▶ _Given text_
━━━━━━━━━━━━━━━━━━━━━━━━━━━━━━

Mod-CL learns shared modulation types from unlabeled radio signals by contrasting different temporal segments of the same instance.

A machine-rendered reading of the paper's core claim, the machinery that carries it, and where it could break.

The paper establishes that automatic modulation classification suffers when self-supervised methods use generic pretext tasks that entangle modulation information with channel noise and symbol variations. It identifies that different time segments within one transmitted signal reliably share the modulation scheme as a structural prior that aligns directly with the classification goal. The proposed Mod-CL framework builds positive pairs from these segments, applies data augmentations, and uses a custom contrastive objective to pull representations together only on modulation semantics while pushing apart nuisance factors. This matters because practical radio systems generate vast unlabeled data yet labeling each modulation type is costly, so a method that extracts task-relevant features without labels could cut annotation needs substantially. If the approach holds, models pretrained this way should require fewer labels to reach high accuracy on downstream classification.

━━━━━━━━━━━━━━━━━━━━━━━━━━━━━━

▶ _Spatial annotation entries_
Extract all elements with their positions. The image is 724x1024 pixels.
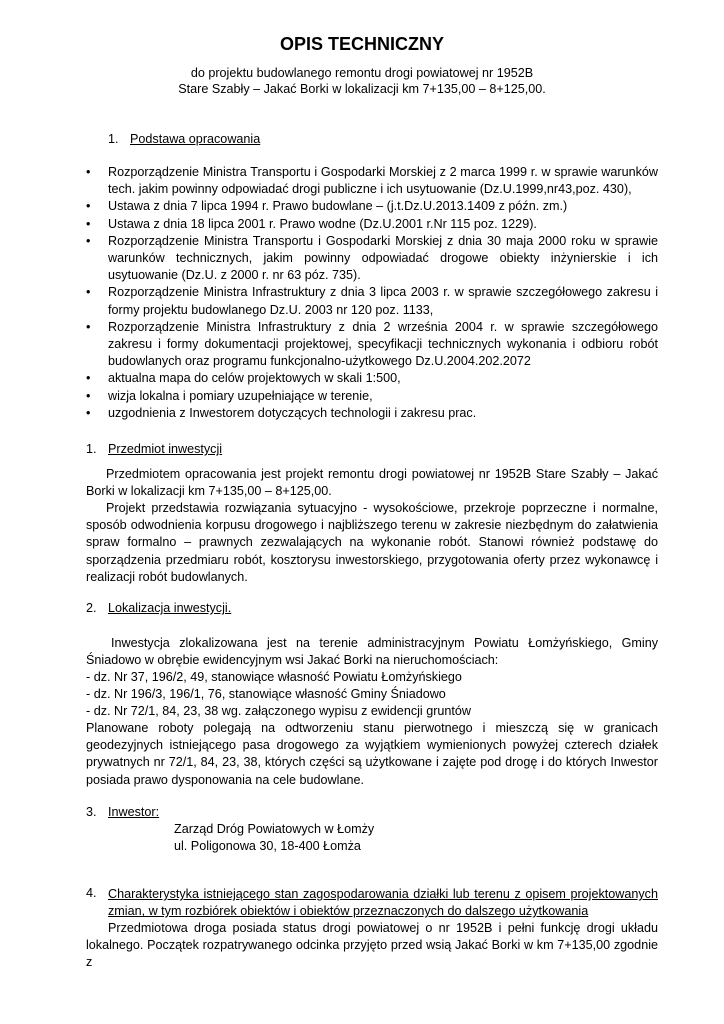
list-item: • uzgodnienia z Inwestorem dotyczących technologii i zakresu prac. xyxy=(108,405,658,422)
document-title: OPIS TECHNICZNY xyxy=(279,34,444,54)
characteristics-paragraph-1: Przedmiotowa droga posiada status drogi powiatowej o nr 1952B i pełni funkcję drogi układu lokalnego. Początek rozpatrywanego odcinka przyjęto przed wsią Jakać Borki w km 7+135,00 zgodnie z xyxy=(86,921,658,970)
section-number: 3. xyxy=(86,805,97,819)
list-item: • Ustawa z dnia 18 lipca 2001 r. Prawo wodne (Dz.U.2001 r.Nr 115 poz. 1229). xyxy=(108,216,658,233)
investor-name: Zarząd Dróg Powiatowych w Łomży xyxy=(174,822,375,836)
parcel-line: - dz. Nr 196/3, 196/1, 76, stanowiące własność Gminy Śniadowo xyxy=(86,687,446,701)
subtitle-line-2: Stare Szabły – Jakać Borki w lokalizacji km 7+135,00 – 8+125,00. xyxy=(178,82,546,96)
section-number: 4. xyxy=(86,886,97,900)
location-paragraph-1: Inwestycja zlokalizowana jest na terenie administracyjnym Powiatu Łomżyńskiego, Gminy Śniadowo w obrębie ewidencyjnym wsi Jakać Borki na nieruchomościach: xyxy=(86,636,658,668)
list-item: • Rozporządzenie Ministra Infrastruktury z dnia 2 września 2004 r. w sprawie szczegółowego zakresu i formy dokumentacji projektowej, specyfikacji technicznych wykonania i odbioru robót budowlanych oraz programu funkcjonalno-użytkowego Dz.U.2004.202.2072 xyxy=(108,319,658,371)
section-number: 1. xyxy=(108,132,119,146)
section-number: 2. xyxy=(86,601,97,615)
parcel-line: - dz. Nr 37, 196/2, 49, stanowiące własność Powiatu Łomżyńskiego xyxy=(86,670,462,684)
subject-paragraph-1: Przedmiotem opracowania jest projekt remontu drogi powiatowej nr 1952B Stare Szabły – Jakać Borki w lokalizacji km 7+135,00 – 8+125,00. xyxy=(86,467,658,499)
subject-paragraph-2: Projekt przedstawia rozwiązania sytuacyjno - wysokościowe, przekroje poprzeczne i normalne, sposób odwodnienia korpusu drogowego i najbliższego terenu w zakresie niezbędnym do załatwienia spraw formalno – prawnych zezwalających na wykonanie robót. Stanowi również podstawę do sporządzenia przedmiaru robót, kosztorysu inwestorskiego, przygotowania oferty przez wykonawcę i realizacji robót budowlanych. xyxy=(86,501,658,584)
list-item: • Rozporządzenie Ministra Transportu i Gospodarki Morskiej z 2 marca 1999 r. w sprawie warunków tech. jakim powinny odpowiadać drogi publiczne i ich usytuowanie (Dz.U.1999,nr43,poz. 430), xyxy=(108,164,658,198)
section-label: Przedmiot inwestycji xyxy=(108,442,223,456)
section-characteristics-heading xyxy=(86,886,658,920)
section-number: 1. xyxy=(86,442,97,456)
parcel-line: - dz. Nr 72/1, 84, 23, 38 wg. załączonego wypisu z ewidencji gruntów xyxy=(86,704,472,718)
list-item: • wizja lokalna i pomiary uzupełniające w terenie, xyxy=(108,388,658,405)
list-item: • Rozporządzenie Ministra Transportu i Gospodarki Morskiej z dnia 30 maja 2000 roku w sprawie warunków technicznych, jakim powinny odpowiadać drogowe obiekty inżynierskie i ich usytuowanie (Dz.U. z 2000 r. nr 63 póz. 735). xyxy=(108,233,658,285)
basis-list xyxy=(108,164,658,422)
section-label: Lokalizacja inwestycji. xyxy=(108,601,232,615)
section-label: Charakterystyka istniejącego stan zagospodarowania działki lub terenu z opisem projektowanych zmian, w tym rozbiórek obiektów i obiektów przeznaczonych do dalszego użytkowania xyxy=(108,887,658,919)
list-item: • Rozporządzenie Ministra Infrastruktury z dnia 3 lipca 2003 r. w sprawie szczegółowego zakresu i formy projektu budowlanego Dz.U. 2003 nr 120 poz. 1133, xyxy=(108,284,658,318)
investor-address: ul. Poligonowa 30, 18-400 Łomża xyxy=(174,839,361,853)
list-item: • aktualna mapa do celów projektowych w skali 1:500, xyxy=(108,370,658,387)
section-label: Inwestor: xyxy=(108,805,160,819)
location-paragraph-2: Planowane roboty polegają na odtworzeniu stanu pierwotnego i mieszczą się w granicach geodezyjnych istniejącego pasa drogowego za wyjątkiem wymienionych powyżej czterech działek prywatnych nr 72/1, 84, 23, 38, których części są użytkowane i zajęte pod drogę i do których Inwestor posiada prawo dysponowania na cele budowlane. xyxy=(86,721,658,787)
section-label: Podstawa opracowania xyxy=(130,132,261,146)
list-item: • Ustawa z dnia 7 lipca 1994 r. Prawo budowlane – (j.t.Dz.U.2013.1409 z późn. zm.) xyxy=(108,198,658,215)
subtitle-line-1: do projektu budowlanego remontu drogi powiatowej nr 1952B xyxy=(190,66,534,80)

━━━━━━━━━━━━━━━━━━━━━━━━━━━━━━

▶ _Directions_
1 > In the Mod-CL summary, what do different time segments within one transmitted signal reliably share?
2 > Using the Mod-CL summary, explain why a method that extracts task-relevant features without labels matters for modulation classification.
The rows have no connection to the Mod-CL summary.

▶ _Answers to the exercise_
1 > They reliably share the modulation scheme.

2 > Practical radio systems generate vast amounts of unlabeled data, but labeling each modulation type is costly. A method that learns task-relevant features without labels could therefore cut annotation needs substantially.